Your answer should be a single number: the count of lines containing the string "větší".

Figure record extracts:
╔══

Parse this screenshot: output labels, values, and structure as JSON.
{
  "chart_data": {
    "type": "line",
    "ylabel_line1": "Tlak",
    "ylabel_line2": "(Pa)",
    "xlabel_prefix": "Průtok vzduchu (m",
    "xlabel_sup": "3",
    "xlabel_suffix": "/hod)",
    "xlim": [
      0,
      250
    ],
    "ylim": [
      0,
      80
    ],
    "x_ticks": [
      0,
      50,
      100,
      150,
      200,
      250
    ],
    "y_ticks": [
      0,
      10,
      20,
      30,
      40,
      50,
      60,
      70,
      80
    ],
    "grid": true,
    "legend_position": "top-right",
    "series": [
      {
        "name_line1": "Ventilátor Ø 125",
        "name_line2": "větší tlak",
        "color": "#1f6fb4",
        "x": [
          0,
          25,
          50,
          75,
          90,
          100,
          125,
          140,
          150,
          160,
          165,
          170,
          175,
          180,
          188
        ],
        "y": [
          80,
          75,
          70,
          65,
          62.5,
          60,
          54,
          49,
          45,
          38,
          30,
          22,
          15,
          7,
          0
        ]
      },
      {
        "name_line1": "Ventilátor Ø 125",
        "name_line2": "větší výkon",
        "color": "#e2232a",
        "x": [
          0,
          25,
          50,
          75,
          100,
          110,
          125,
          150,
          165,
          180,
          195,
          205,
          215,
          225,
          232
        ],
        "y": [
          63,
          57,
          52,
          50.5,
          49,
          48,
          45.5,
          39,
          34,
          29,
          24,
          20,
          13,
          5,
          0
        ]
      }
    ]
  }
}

╚══

### Complete answer
2